*PROBLEM DESCRIPTION:* Edit the lines of the material from the one containing "bet-number: № 29714527667" through the one containing "reaction-star[interactable]: ⭐ 2", replacing "tennis-ball-icon" with "sport-icon" and leaving everything else unchanged. Give back only those lines.

*Rows from a layout dataset:*

[start]

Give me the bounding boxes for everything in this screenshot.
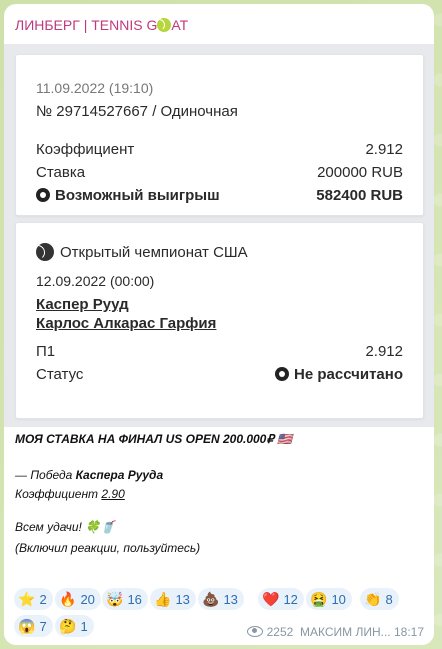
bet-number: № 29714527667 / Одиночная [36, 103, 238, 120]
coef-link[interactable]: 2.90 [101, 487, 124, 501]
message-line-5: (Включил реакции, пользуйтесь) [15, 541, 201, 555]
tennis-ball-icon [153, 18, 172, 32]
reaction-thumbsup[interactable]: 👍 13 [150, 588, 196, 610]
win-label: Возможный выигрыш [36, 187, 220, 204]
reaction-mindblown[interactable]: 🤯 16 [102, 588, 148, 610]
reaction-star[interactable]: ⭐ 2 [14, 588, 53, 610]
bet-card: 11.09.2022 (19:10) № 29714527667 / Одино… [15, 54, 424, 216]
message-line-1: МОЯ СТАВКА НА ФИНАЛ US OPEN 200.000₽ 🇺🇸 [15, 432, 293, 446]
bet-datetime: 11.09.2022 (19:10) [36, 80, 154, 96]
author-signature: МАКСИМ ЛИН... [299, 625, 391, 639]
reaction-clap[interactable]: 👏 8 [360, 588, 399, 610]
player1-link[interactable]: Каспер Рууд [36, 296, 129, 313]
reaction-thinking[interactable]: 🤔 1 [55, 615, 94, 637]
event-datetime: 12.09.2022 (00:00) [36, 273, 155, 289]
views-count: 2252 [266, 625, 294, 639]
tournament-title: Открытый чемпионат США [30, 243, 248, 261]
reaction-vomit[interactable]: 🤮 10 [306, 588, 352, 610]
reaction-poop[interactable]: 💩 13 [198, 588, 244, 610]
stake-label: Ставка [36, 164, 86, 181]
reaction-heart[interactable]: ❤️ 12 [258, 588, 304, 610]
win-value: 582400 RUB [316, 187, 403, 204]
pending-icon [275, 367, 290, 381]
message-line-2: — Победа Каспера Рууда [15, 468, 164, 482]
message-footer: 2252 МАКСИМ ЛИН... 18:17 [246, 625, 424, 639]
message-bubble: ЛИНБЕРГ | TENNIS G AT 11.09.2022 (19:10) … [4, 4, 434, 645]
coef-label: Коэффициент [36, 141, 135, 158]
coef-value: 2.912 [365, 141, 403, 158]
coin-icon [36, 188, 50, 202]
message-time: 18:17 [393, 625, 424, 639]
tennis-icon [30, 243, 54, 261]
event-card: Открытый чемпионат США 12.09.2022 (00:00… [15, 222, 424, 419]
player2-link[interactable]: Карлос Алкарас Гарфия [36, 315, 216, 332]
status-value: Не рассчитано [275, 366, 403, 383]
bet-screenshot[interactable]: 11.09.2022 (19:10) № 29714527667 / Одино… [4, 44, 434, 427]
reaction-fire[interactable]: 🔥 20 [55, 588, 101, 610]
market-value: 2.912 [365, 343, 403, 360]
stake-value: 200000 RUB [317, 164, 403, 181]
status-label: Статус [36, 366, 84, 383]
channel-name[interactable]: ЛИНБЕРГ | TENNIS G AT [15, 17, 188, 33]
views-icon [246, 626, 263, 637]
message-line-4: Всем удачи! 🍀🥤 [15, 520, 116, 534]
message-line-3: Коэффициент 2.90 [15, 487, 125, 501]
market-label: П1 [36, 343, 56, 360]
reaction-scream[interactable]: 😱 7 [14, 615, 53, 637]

[end]
[start]

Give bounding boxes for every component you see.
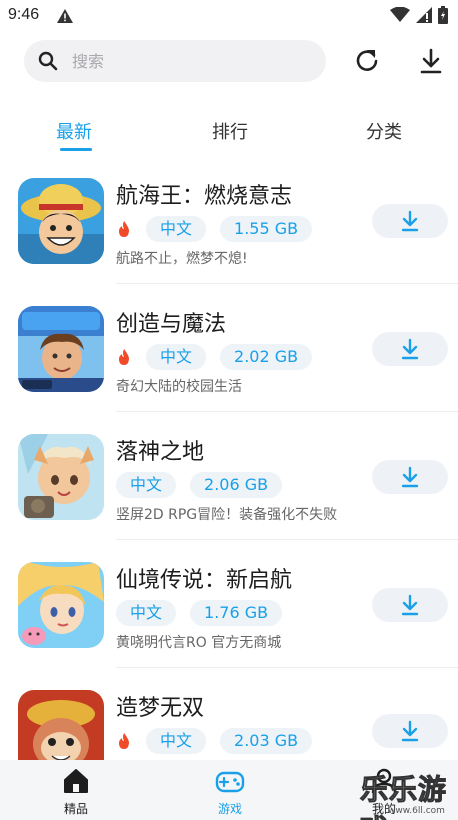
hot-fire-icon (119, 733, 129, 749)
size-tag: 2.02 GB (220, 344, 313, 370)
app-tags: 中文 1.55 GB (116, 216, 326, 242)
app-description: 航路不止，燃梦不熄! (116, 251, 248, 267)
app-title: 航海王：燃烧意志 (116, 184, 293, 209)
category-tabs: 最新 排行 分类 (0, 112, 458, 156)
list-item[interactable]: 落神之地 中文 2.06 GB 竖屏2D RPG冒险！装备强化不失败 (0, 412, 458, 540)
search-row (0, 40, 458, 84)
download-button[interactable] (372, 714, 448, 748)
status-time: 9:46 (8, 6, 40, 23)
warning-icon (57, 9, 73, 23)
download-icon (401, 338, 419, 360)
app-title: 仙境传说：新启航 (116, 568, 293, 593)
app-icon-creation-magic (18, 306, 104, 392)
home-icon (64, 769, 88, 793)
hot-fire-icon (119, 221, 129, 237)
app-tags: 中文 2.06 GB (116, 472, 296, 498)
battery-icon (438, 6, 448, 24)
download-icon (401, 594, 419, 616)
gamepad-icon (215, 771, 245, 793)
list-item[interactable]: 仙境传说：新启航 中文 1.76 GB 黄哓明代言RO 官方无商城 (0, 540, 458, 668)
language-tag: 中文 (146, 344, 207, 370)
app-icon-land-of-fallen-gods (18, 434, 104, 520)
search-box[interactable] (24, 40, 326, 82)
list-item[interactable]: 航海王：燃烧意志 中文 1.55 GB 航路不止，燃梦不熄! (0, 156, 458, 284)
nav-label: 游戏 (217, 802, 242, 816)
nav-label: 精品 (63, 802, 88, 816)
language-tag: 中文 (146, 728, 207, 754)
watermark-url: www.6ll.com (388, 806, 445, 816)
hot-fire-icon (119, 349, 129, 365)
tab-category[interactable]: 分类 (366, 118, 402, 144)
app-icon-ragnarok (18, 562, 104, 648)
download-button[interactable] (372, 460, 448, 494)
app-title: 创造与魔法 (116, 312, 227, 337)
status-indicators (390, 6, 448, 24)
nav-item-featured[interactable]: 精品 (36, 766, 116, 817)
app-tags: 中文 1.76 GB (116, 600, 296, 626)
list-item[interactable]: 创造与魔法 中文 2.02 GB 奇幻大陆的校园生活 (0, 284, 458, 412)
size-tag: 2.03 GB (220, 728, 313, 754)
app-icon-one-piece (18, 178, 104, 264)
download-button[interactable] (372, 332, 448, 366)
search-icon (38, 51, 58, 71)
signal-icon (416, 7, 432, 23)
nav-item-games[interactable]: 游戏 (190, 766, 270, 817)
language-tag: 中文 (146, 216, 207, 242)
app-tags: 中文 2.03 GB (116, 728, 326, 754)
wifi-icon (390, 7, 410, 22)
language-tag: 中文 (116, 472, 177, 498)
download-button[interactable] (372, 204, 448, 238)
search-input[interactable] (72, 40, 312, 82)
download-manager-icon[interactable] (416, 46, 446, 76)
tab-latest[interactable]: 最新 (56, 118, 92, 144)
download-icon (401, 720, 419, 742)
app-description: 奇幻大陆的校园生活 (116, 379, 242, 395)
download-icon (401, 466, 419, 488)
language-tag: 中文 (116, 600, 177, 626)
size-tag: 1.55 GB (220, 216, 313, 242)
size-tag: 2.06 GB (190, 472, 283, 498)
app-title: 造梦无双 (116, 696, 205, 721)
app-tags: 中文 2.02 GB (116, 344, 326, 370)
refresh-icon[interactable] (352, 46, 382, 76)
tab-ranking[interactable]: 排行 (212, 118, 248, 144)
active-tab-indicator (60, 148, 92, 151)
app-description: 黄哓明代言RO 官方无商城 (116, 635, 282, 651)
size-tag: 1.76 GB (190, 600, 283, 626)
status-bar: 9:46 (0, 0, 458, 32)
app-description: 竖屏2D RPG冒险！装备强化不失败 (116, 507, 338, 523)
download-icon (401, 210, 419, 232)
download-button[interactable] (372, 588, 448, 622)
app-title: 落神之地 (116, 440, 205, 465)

[end]

*RESULT FOR THIS TASK:*
bet-number: № 29714527667 / Одиночная [36, 103, 238, 120]
coef-link[interactable]: 2.90 [101, 487, 124, 501]
message-line-5: (Включил реакции, пользуйтесь) [15, 541, 201, 555]
sport-icon [153, 18, 172, 32]
reaction-thumbsup[interactable]: 👍 13 [150, 588, 196, 610]
win-label: Возможный выигрыш [36, 187, 220, 204]
reaction-mindblown[interactable]: 🤯 16 [102, 588, 148, 610]
reaction-star[interactable]: ⭐ 2 [14, 588, 53, 610]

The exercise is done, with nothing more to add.